» TASK PROMPT: Check every line below for the string "ylabel", and copy the lines that contain it.

────────────────

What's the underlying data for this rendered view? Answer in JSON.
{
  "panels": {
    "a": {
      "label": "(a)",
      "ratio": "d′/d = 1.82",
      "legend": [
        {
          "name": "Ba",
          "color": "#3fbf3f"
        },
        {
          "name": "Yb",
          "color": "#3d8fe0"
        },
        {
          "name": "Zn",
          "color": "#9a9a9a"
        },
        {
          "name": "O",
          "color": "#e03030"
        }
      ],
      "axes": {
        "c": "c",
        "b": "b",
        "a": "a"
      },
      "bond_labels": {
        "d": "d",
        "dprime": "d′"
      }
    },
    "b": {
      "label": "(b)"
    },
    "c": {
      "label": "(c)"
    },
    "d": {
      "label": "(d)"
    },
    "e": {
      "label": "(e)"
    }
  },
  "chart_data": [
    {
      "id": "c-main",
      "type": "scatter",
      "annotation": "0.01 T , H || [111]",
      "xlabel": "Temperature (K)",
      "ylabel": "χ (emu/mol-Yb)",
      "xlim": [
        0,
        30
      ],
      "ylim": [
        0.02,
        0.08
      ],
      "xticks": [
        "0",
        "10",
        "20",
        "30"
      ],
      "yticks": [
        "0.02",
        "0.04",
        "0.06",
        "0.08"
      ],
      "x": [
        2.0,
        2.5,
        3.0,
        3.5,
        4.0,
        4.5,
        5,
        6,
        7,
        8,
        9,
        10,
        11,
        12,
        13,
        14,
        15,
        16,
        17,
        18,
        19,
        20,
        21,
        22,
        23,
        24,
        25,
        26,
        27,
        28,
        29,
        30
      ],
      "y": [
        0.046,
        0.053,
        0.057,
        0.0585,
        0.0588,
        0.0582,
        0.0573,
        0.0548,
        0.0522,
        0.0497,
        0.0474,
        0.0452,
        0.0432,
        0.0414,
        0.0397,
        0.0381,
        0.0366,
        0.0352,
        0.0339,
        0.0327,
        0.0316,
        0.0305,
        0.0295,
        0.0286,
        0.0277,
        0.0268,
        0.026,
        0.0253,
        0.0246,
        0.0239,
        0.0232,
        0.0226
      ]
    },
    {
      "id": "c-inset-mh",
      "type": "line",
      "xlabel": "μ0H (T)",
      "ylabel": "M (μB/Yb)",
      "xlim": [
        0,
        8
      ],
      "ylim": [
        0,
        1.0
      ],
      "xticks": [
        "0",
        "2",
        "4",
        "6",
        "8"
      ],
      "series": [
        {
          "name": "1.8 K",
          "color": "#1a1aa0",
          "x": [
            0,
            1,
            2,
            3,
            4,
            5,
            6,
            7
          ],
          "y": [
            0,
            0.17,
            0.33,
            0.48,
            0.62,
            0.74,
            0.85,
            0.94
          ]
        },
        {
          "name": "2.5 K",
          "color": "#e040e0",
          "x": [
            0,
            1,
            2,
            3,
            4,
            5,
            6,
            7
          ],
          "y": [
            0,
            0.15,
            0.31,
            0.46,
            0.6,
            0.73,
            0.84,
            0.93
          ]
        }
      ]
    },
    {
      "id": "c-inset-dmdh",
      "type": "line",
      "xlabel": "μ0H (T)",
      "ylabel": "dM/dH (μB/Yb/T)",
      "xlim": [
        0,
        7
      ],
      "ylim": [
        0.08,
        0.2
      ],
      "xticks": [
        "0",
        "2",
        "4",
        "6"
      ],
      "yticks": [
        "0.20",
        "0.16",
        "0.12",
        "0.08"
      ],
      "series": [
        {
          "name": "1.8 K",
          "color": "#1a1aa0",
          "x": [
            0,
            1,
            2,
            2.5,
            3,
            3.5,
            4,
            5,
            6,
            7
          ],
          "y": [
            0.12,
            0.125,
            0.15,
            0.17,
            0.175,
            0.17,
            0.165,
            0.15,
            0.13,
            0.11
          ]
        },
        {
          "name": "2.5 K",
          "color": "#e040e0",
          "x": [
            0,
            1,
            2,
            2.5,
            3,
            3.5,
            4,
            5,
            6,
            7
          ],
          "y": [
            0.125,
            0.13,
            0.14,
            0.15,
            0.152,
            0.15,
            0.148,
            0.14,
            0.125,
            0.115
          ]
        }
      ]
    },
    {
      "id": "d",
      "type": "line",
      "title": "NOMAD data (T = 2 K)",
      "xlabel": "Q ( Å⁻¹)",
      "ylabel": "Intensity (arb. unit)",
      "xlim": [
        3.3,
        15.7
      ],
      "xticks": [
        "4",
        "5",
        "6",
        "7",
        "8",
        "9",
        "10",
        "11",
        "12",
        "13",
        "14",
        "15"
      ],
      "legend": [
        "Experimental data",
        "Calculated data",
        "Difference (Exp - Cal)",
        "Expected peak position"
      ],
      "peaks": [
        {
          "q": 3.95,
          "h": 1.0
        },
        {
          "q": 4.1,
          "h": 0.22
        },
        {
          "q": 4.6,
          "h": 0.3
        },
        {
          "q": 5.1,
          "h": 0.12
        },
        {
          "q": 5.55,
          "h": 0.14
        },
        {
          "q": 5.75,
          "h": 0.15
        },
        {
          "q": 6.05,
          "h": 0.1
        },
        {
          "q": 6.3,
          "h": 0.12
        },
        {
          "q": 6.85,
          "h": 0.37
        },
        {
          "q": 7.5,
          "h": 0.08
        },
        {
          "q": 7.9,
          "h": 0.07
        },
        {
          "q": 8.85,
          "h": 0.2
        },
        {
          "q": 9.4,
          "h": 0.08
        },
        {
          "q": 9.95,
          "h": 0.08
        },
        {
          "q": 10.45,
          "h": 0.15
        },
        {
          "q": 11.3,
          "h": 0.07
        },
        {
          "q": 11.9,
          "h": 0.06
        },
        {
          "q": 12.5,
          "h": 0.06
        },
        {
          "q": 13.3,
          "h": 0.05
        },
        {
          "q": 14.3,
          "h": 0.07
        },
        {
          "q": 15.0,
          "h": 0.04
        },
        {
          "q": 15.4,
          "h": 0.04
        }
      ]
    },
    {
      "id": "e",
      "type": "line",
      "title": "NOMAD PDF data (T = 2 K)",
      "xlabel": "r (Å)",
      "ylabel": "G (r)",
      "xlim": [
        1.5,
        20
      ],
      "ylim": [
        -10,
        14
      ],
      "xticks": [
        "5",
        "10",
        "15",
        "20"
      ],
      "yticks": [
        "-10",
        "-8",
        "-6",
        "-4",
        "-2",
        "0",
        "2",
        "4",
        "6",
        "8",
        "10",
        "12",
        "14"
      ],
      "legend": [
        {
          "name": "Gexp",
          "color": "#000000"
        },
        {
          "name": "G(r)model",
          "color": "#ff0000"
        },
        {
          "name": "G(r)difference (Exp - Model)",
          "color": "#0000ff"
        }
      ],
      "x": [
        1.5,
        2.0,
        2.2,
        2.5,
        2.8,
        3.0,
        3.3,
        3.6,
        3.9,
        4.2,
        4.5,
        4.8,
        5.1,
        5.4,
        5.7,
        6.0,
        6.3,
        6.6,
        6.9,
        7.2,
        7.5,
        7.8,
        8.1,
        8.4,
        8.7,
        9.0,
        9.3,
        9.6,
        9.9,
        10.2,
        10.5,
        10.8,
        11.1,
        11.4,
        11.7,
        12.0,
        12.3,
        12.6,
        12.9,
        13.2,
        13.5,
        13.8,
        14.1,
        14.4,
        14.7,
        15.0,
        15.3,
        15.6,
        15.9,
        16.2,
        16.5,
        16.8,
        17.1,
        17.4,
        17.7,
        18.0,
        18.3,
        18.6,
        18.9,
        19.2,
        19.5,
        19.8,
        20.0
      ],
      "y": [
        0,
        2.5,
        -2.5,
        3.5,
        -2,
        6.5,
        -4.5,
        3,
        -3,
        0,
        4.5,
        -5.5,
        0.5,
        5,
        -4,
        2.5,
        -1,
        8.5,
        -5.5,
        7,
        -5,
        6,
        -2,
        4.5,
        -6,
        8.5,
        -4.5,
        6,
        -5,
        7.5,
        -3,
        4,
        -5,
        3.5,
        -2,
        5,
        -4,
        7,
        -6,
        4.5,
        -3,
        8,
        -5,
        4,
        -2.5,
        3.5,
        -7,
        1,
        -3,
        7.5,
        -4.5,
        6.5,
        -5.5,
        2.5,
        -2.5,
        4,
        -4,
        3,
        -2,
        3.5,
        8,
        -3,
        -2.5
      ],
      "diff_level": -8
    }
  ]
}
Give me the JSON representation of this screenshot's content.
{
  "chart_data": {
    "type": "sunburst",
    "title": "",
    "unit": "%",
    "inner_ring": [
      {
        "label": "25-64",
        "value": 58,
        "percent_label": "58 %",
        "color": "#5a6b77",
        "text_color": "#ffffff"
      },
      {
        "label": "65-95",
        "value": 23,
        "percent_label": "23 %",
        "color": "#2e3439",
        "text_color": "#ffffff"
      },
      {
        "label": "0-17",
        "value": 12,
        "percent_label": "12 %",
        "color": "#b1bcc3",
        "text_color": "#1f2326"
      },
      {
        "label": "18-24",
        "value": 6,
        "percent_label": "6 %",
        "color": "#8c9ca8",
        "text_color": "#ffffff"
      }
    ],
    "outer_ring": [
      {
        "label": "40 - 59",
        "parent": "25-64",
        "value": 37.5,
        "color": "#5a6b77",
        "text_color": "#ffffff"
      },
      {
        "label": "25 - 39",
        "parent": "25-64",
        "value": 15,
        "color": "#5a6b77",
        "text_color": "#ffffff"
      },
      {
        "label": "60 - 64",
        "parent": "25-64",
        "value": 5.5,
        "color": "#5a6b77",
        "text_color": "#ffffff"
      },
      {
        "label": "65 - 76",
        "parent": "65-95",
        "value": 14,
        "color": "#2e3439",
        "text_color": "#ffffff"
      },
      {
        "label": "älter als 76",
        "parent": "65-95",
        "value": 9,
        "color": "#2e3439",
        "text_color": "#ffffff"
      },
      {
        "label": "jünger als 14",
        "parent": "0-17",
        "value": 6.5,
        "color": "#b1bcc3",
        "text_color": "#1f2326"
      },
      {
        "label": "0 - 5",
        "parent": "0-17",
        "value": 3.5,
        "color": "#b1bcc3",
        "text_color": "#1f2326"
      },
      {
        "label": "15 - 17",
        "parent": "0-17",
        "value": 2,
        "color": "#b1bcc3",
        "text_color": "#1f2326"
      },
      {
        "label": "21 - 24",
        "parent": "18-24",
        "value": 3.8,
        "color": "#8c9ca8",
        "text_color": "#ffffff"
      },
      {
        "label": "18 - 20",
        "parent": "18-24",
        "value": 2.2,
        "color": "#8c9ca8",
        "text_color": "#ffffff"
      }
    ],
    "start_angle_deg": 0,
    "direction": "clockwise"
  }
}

────────────────

» FULL SOLUTION:
      "ylabel": "χ (emu/mol-Yb)",
      "ylabel": "M (μB/Yb)",
      "ylabel": "dM/dH (μB/Yb/T)",
      "ylabel": "Intensity (arb. unit)",
      "ylabel": "G (r)",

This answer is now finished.